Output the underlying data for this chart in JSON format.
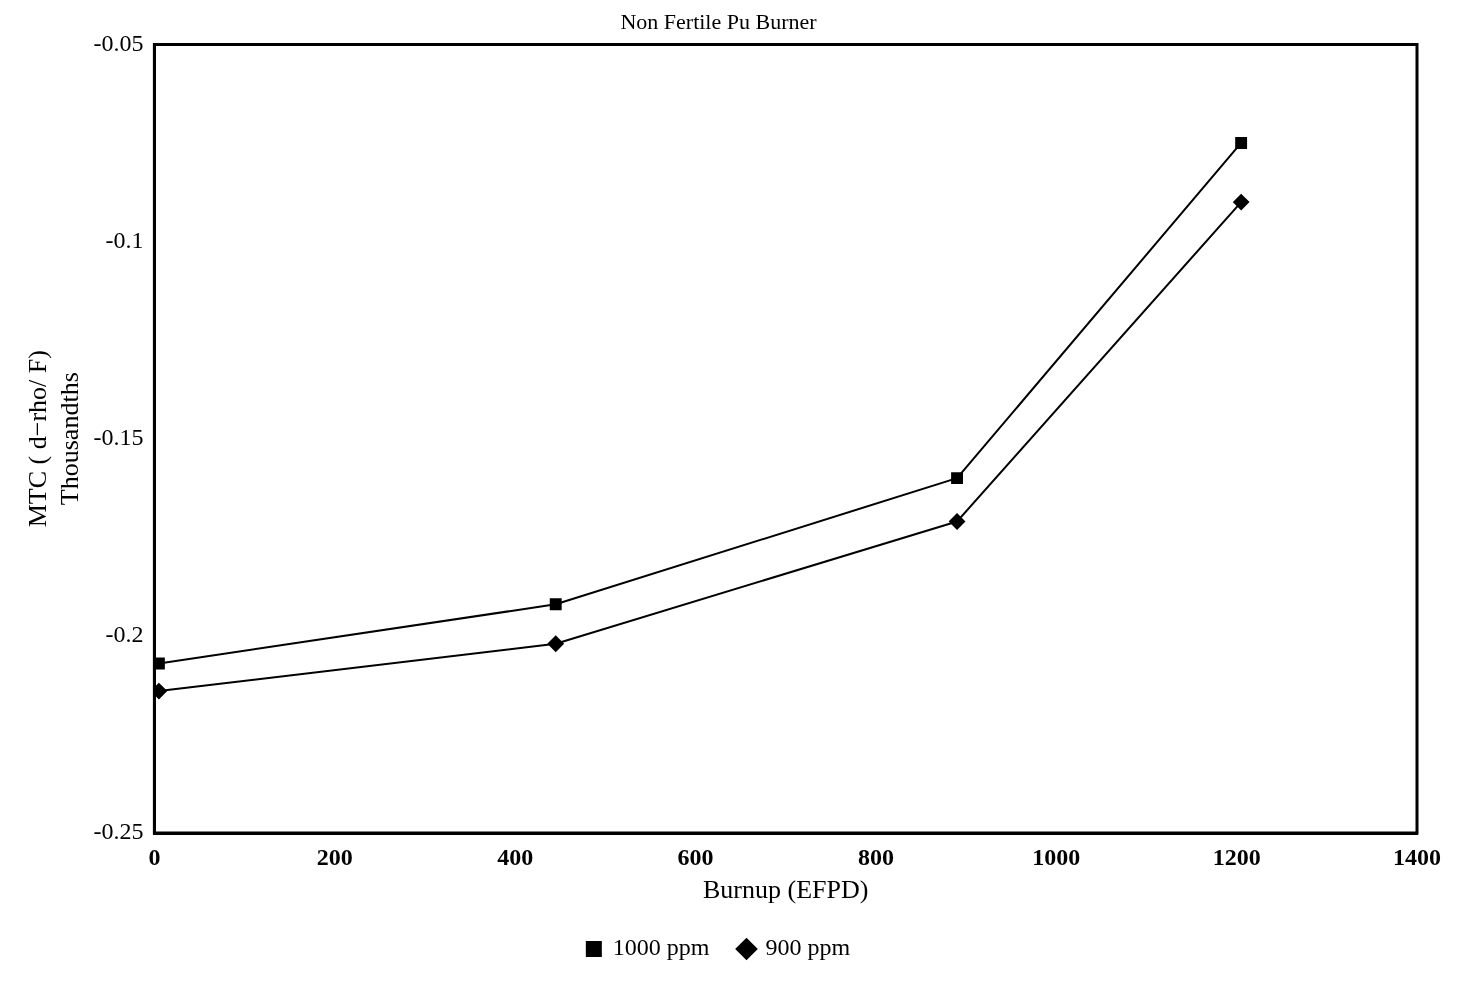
{
  "chart_data": {
    "type": "line",
    "title": "Non Fertile Pu Burner",
    "xlabel": "Burnup (EFPD)",
    "ylabel": "MTC ( d−rho/ F)\nThousandths",
    "xlim": [
      0,
      1400
    ],
    "xticks": [
      0,
      200,
      400,
      600,
      800,
      1000,
      1200,
      1400
    ],
    "ylim": [
      -0.25,
      -0.05
    ],
    "yticks": [
      -0.25,
      -0.2,
      -0.15,
      -0.1,
      -0.05
    ],
    "grid": false,
    "legend": "bottom",
    "line_style": "solid",
    "series": [
      {
        "name": "1000 ppm",
        "color": "#000000",
        "marker": "square",
        "x": [
          5,
          445,
          890,
          1205
        ],
        "values": [
          -0.207,
          -0.192,
          -0.16,
          -0.075
        ]
      },
      {
        "name": "900 ppm",
        "color": "#000000",
        "marker": "diamond",
        "x": [
          5,
          445,
          890,
          1205
        ],
        "values": [
          -0.214,
          -0.202,
          -0.171,
          -0.09
        ]
      }
    ]
  }
}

****************

What the task requires.
Each entry shown above must be quoted exactly, with its pictures left out.

Output.
Output the underlying data for this chart in JSON format.
{
  "chart_data": {
    "type": "line",
    "title": "Non Fertile Pu Burner",
    "xlabel": "Burnup (EFPD)",
    "ylabel": "MTC ( d−rho/ F)\nThousandths",
    "xlim": [
      0,
      1400
    ],
    "xticks": [
      0,
      200,
      400,
      600,
      800,
      1000,
      1200,
      1400
    ],
    "ylim": [
      -0.25,
      -0.05
    ],
    "yticks": [
      -0.25,
      -0.2,
      -0.15,
      -0.1,
      -0.05
    ],
    "grid": false,
    "legend": "bottom",
    "line_style": "solid",
    "series": [
      {
        "name": "1000 ppm",
        "color": "#000000",
        "marker": "square",
        "x": [
          5,
          445,
          890,
          1205
        ],
        "values": [
          -0.207,
          -0.192,
          -0.16,
          -0.075
        ]
      },
      {
        "name": "900 ppm",
        "color": "#000000",
        "marker": "diamond",
        "x": [
          5,
          445,
          890,
          1205
        ],
        "values": [
          -0.214,
          -0.202,
          -0.171,
          -0.09
        ]
      }
    ]
  }
}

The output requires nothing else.